REQUIRED TASK => Output all of the entries below precisely as written.

DATA SUPPLIED =>
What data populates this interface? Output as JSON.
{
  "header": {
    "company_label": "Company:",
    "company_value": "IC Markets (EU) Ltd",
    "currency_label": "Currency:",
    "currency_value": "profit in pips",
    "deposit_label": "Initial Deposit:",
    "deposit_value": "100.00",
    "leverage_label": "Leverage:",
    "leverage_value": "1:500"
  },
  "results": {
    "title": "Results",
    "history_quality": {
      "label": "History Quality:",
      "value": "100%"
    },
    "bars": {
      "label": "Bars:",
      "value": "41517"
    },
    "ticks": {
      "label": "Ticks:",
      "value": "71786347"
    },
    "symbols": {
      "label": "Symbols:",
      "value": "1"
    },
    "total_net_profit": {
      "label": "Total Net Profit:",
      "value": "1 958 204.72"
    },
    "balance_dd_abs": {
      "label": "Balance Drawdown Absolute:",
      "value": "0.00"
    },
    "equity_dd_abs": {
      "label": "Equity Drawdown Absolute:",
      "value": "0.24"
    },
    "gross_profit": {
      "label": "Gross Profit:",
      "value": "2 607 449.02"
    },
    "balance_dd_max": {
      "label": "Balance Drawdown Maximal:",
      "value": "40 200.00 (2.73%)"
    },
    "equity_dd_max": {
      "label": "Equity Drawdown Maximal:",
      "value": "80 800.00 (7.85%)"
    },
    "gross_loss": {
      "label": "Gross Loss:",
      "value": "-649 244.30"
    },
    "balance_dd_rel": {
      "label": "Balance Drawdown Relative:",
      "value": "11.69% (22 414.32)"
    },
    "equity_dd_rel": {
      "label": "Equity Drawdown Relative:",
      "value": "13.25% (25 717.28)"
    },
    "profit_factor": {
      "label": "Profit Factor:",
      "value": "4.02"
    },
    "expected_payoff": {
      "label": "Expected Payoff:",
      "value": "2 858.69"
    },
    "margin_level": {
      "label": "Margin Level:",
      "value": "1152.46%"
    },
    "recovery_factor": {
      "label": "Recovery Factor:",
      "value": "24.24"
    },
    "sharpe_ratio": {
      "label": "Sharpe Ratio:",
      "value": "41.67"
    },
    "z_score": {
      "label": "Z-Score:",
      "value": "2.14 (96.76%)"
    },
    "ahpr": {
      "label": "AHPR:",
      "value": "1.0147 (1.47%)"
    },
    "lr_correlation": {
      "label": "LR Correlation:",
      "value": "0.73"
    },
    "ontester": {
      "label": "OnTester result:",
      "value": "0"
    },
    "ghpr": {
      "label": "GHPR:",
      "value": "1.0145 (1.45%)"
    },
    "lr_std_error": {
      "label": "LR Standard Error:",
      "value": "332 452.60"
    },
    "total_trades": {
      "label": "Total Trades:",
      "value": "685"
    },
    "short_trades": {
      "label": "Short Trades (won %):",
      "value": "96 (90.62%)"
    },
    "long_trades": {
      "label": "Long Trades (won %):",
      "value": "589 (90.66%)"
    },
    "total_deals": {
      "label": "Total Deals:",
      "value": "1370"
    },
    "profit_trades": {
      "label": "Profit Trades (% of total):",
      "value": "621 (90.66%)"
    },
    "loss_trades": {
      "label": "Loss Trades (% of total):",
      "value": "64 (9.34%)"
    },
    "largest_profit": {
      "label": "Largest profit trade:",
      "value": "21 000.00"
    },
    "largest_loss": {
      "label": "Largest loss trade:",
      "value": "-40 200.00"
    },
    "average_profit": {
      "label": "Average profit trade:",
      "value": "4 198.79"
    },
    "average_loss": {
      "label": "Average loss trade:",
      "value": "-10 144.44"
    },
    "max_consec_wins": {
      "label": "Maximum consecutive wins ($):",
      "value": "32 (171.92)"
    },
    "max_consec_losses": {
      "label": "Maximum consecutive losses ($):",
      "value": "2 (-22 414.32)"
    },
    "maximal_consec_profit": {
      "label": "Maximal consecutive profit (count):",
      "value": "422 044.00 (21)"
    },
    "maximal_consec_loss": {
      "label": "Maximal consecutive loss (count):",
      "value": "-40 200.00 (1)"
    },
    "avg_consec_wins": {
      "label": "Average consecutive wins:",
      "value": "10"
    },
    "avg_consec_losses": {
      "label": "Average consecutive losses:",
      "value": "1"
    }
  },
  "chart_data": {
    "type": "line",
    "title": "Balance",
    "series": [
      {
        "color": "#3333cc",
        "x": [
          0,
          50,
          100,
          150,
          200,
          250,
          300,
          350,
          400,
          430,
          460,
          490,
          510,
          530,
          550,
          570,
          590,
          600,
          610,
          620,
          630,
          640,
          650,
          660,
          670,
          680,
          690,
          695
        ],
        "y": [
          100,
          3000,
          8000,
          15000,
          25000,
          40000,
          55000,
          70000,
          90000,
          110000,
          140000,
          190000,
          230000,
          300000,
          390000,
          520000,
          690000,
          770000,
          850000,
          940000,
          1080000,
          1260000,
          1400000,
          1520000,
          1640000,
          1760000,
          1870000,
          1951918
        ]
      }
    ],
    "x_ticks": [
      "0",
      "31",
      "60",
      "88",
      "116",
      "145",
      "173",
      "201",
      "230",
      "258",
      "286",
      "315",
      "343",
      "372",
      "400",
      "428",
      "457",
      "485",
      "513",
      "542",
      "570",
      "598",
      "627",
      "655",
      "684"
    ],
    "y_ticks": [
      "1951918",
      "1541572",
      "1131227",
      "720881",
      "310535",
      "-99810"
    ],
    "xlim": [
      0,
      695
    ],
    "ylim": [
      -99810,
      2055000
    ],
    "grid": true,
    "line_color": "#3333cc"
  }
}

ANSWER FOR THE TASK =>
What data populates this interface? Output as JSON.
{
  "header": {
    "company_label": "Company:",
    "company_value": "IC Markets (EU) Ltd",
    "currency_label": "Currency:",
    "currency_value": "profit in pips",
    "deposit_label": "Initial Deposit:",
    "deposit_value": "100.00",
    "leverage_label": "Leverage:",
    "leverage_value": "1:500"
  },
  "results": {
    "title": "Results",
    "history_quality": {
      "label": "History Quality:",
      "value": "100%"
    },
    "bars": {
      "label": "Bars:",
      "value": "41517"
    },
    "ticks": {
      "label": "Ticks:",
      "value": "71786347"
    },
    "symbols": {
      "label": "Symbols:",
      "value": "1"
    },
    "total_net_profit": {
      "label": "Total Net Profit:",
      "value": "1 958 204.72"
    },
    "balance_dd_abs": {
      "label": "Balance Drawdown Absolute:",
      "value": "0.00"
    },
    "equity_dd_abs": {
      "label": "Equity Drawdown Absolute:",
      "value": "0.24"
    },
    "gross_profit": {
      "label": "Gross Profit:",
      "value": "2 607 449.02"
    },
    "balance_dd_max": {
      "label": "Balance Drawdown Maximal:",
      "value": "40 200.00 (2.73%)"
    },
    "equity_dd_max": {
      "label": "Equity Drawdown Maximal:",
      "value": "80 800.00 (7.85%)"
    },
    "gross_loss": {
      "label": "Gross Loss:",
      "value": "-649 244.30"
    },
    "balance_dd_rel": {
      "label": "Balance Drawdown Relative:",
      "value": "11.69% (22 414.32)"
    },
    "equity_dd_rel": {
      "label": "Equity Drawdown Relative:",
      "value": "13.25% (25 717.28)"
    },
    "profit_factor": {
      "label": "Profit Factor:",
      "value": "4.02"
    },
    "expected_payoff": {
      "label": "Expected Payoff:",
      "value": "2 858.69"
    },
    "margin_level": {
      "label": "Margin Level:",
      "value": "1152.46%"
    },
    "recovery_factor": {
      "label": "Recovery Factor:",
      "value": "24.24"
    },
    "sharpe_ratio": {
      "label": "Sharpe Ratio:",
      "value": "41.67"
    },
    "z_score": {
      "label": "Z-Score:",
      "value": "2.14 (96.76%)"
    },
    "ahpr": {
      "label": "AHPR:",
      "value": "1.0147 (1.47%)"
    },
    "lr_correlation": {
      "label": "LR Correlation:",
      "value": "0.73"
    },
    "ontester": {
      "label": "OnTester result:",
      "value": "0"
    },
    "ghpr": {
      "label": "GHPR:",
      "value": "1.0145 (1.45%)"
    },
    "lr_std_error": {
      "label": "LR Standard Error:",
      "value": "332 452.60"
    },
    "total_trades": {
      "label": "Total Trades:",
      "value": "685"
    },
    "short_trades": {
      "label": "Short Trades (won %):",
      "value": "96 (90.62%)"
    },
    "long_trades": {
      "label": "Long Trades (won %):",
      "value": "589 (90.66%)"
    },
    "total_deals": {
      "label": "Total Deals:",
      "value": "1370"
    },
    "profit_trades": {
      "label": "Profit Trades (% of total):",
      "value": "621 (90.66%)"
    },
    "loss_trades": {
      "label": "Loss Trades (% of total):",
      "value": "64 (9.34%)"
    },
    "largest_profit": {
      "label": "Largest profit trade:",
      "value": "21 000.00"
    },
    "largest_loss": {
      "label": "Largest loss trade:",
      "value": "-40 200.00"
    },
    "average_profit": {
      "label": "Average profit trade:",
      "value": "4 198.79"
    },
    "average_loss": {
      "label": "Average loss trade:",
      "value": "-10 144.44"
    },
    "max_consec_wins": {
      "label": "Maximum consecutive wins ($):",
      "value": "32 (171.92)"
    },
    "max_consec_losses": {
      "label": "Maximum consecutive losses ($):",
      "value": "2 (-22 414.32)"
    },
    "maximal_consec_profit": {
      "label": "Maximal consecutive profit (count):",
      "value": "422 044.00 (21)"
    },
    "maximal_consec_loss": {
      "label": "Maximal consecutive loss (count):",
      "value": "-40 200.00 (1)"
    },
    "avg_consec_wins": {
      "label": "Average consecutive wins:",
      "value": "10"
    },
    "avg_consec_losses": {
      "label": "Average consecutive losses:",
      "value": "1"
    }
  },
  "chart_data": {
    "type": "line",
    "title": "Balance",
    "series": [
      {
        "color": "#3333cc",
        "x": [
          0,
          50,
          100,
          150,
          200,
          250,
          300,
          350,
          400,
          430,
          460,
          490,
          510,
          530,
          550,
          570,
          590,
          600,
          610,
          620,
          630,
          640,
          650,
          660,
          670,
          680,
          690,
          695
        ],
        "y": [
          100,
          3000,
          8000,
          15000,
          25000,
          40000,
          55000,
          70000,
          90000,
          110000,
          140000,
          190000,
          230000,
          300000,
          390000,
          520000,
          690000,
          770000,
          850000,
          940000,
          1080000,
          1260000,
          1400000,
          1520000,
          1640000,
          1760000,
          1870000,
          1951918
        ]
      }
    ],
    "x_ticks": [
      "0",
      "31",
      "60",
      "88",
      "116",
      "145",
      "173",
      "201",
      "230",
      "258",
      "286",
      "315",
      "343",
      "372",
      "400",
      "428",
      "457",
      "485",
      "513",
      "542",
      "570",
      "598",
      "627",
      "655",
      "684"
    ],
    "y_ticks": [
      "1951918",
      "1541572",
      "1131227",
      "720881",
      "310535",
      "-99810"
    ],
    "xlim": [
      0,
      695
    ],
    "ylim": [
      -99810,
      2055000
    ],
    "grid": true,
    "line_color": "#3333cc"
  }
}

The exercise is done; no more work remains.